Aim: Print the records below word for word, but leave out the pictures.

[Data items]

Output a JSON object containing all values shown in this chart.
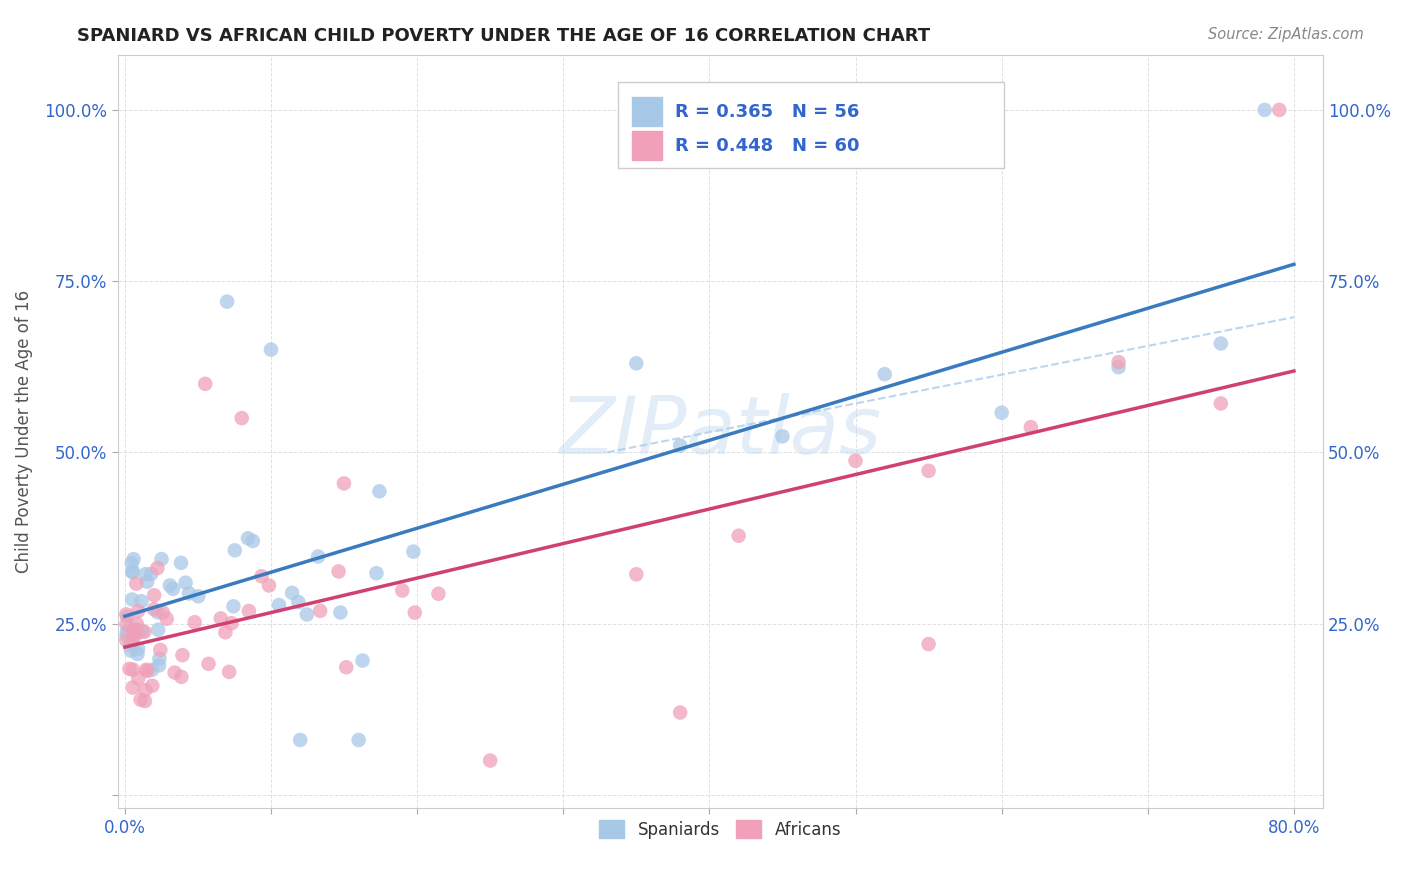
{
  "title": "SPANIARD VS AFRICAN CHILD POVERTY UNDER THE AGE OF 16 CORRELATION CHART",
  "source": "Source: ZipAtlas.com",
  "ylabel": "Child Poverty Under the Age of 16",
  "legend_R1": "R = 0.365",
  "legend_N1": "N = 56",
  "legend_R2": "R = 0.448",
  "legend_N2": "N = 60",
  "legend_label1": "Spaniards",
  "legend_label2": "Africans",
  "spaniard_color": "#a8c8e8",
  "african_color": "#f0a0b8",
  "spaniard_line_color": "#3a7abf",
  "african_line_color": "#d04070",
  "dashed_line_color": "#a8c8e8",
  "watermark": "ZIPatlas",
  "background_color": "#ffffff",
  "text_color": "#3366cc",
  "title_color": "#222222",
  "source_color": "#888888",
  "grid_color": "#dddddd",
  "ytick_color": "#3366cc",
  "xtick_color": "#3366cc"
}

Response to the task:
Output a JSON object containing all values shown in this chart.
{
  "title": "SPANIARD VS AFRICAN CHILD POVERTY UNDER THE AGE OF 16 CORRELATION CHART",
  "source": "Source: ZipAtlas.com",
  "ylabel": "Child Poverty Under the Age of 16",
  "legend_R1": "R = 0.365",
  "legend_N1": "N = 56",
  "legend_R2": "R = 0.448",
  "legend_N2": "N = 60",
  "legend_label1": "Spaniards",
  "legend_label2": "Africans",
  "spaniard_color": "#a8c8e8",
  "african_color": "#f0a0b8",
  "spaniard_line_color": "#3a7abf",
  "african_line_color": "#d04070",
  "dashed_line_color": "#a8c8e8",
  "watermark": "ZIPatlas",
  "background_color": "#ffffff",
  "text_color": "#3366cc",
  "title_color": "#222222",
  "source_color": "#888888",
  "grid_color": "#dddddd",
  "ytick_color": "#3366cc",
  "xtick_color": "#3366cc"
}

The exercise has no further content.